*What is needed*.
Transcribe the passage on Scala DSLs word for word, from "An external DSL represents" up to and including "writing external DSLs.".

*Extract to read*.
════

He has given the following DSL usage example that represents an executable program expressed in clear English: 200 discount bonds IBM for_client NOMURA on NYSE at 72.ccy(USD). Many transformations happen under the hood, but the business user is given a very clean syntax.
Such DSLs have the advantage that you are confident that you can express anything with them as the host language is of generic purpose (such as Scala). This means that sometimes you may be constrained to use a less clean syntax but you know you have the full power of the Scala compiler under your hands. Therefore, you will always succeed in producing a DSL script or program that implements the logic you want.
However, the full power of the compiler may also be something that you would like to avoid in many cases where you want to give your business user the possibility to only perform a few specific actions. For this purpose, you may implement external DSLs instead. There are a number of additional concerns including constrained syntax (for example, you can't avoid parentheses in some cases) and convoluted error messages.
An external DSL represents a domain language where the syntax is completely up to you. This means you can express things exactly the way you want to and can constrain your business users to only use specific words or meanings. This flexibility comes with a price of much more work to implement it as you need to define a grammar (typically Backus–Naur Form (BNF)), that is, define all the rules that apply to parse a meaning or script successfully. In Java, the task to write an external DSL can be cumbersome and it usually involves the ANTLR external framework.
In Scala, parser combinators are a notion very close to the definition of BNF grammars and can provide very concise and elegant code when writing external DSLs.
Once you get acquainted with a few particular operators to deal with the definition of the grammar, you will discover that writing an external DSL is fairly straightforward if your language is not too complex. A good source of information to learn all the symbols and operators involved in parser combinators is available at http://bitwalker.github.io/blog/2013/08/10/learn-by-example-scala-parser-combinators/.

════

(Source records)

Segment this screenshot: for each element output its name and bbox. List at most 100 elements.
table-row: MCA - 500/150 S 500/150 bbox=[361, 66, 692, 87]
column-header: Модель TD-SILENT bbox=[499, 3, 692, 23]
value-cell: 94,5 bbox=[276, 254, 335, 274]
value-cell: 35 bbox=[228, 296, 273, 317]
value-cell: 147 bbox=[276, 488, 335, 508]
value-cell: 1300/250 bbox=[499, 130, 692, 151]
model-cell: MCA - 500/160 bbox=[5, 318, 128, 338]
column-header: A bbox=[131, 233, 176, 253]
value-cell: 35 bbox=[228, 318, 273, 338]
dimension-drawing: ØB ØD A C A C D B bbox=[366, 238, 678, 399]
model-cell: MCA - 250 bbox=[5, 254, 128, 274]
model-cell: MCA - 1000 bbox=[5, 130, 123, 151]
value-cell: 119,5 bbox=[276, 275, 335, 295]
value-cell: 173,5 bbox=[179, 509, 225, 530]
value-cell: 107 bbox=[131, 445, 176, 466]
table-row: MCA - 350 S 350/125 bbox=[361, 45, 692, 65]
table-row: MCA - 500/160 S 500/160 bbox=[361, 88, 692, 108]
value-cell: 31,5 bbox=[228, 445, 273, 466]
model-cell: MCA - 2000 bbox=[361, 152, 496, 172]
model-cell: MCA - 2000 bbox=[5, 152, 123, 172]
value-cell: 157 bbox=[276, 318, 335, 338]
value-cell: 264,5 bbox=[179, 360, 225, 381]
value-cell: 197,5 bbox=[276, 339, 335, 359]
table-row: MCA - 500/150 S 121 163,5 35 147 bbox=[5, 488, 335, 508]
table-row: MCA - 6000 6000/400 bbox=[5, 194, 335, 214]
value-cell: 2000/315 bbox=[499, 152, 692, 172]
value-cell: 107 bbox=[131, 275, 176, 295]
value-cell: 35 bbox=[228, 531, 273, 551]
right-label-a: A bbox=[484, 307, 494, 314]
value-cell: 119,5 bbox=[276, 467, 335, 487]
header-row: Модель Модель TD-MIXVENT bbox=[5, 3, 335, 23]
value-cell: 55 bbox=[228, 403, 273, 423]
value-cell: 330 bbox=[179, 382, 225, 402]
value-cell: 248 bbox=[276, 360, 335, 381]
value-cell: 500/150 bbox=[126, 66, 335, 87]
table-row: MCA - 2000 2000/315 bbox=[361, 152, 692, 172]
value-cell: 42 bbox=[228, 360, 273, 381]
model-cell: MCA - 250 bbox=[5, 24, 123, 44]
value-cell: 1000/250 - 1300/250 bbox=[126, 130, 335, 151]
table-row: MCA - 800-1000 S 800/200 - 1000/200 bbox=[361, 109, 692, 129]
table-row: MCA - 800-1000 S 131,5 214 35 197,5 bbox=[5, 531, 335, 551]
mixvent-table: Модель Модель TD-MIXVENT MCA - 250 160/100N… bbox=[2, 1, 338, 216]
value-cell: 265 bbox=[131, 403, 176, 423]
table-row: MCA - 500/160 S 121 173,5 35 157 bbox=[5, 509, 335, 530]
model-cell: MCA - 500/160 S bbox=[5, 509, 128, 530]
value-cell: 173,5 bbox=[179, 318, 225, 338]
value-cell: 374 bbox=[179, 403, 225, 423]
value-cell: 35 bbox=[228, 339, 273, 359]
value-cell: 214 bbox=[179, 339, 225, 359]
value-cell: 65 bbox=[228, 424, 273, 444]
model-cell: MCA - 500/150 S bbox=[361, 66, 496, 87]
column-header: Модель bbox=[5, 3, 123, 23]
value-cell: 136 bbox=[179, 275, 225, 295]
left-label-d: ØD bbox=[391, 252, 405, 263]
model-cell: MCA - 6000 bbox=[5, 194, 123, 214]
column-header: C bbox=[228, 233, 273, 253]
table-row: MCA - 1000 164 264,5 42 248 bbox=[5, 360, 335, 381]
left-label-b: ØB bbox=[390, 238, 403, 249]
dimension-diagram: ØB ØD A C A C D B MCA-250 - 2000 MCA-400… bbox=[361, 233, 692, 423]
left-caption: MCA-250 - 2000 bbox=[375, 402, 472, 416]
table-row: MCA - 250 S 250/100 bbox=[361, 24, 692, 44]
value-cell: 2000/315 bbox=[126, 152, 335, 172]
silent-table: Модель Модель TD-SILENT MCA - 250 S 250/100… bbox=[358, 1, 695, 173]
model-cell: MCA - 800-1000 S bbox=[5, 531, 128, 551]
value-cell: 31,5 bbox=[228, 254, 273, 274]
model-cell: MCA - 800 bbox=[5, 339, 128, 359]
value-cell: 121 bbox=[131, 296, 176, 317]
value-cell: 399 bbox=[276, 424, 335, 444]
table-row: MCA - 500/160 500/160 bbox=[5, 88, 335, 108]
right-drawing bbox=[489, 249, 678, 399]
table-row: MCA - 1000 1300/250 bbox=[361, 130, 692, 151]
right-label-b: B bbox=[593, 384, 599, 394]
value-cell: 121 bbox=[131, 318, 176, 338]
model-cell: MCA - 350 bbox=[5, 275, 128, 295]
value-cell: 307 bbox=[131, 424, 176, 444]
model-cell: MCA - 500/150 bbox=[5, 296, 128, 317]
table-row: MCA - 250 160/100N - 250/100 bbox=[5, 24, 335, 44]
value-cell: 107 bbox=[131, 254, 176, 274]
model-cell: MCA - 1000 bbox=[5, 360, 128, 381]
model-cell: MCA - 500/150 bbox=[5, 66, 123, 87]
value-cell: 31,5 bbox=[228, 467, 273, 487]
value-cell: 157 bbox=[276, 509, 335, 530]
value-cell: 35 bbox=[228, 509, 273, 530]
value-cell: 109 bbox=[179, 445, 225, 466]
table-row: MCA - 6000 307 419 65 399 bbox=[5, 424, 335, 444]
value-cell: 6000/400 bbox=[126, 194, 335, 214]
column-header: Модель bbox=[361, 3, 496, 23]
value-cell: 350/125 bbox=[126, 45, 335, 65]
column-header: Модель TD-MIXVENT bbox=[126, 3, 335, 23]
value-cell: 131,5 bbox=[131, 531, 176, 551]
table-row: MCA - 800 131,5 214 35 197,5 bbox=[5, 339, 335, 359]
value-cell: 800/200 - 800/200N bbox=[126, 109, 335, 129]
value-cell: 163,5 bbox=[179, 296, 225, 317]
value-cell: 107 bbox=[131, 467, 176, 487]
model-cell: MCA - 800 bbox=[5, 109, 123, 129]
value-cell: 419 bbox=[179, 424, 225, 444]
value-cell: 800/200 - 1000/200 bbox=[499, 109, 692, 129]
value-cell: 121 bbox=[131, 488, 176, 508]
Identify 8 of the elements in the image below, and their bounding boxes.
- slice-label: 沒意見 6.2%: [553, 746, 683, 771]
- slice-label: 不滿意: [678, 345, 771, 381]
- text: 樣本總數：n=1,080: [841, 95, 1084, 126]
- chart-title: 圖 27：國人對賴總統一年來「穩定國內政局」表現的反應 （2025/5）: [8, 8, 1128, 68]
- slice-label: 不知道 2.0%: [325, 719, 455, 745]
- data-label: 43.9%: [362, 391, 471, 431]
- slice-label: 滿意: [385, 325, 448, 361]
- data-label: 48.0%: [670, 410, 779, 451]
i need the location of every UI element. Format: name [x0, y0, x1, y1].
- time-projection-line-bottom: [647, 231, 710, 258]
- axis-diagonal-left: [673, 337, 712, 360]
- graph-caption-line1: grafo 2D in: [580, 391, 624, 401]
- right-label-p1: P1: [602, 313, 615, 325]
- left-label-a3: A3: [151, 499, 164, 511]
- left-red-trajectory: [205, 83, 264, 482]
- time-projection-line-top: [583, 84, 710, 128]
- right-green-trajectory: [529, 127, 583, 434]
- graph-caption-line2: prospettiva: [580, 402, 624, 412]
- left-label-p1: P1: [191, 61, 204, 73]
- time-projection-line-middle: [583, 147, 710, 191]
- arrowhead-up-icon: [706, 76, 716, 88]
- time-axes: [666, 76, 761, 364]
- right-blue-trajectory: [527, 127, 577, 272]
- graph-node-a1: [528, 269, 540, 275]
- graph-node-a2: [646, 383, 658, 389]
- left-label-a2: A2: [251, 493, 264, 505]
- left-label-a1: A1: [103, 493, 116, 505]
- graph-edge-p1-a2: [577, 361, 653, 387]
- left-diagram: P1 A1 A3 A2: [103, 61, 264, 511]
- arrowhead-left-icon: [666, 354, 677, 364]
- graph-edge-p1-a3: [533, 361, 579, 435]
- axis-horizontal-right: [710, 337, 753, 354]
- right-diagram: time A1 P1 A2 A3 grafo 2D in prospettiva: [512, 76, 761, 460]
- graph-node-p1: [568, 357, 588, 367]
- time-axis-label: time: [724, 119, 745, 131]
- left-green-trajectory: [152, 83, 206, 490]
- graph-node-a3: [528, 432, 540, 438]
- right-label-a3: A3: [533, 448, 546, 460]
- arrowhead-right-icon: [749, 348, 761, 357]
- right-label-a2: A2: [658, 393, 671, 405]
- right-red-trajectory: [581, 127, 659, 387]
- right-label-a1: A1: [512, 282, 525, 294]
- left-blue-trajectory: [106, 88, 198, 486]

════

*Solved exercise*.
An external DSL represents a domain language where the syntax is completely up to you. This means you can express things exactly the way you want to and can constrain your business users to only use specific words or meanings. This flexibility comes with a price of much more work to implement it as you need to define a grammar (typically Backus–Naur Form (BNF)), that is, define all the rules that apply to parse a meaning or script successfully. In Java, the task to write an external DSL can be cumbersome and it usually involves the ANTLR external framework.
In Scala, parser combinators are a notion very close to the definition of BNF grammars and can provide very concise and elegant code when writing external DSLs.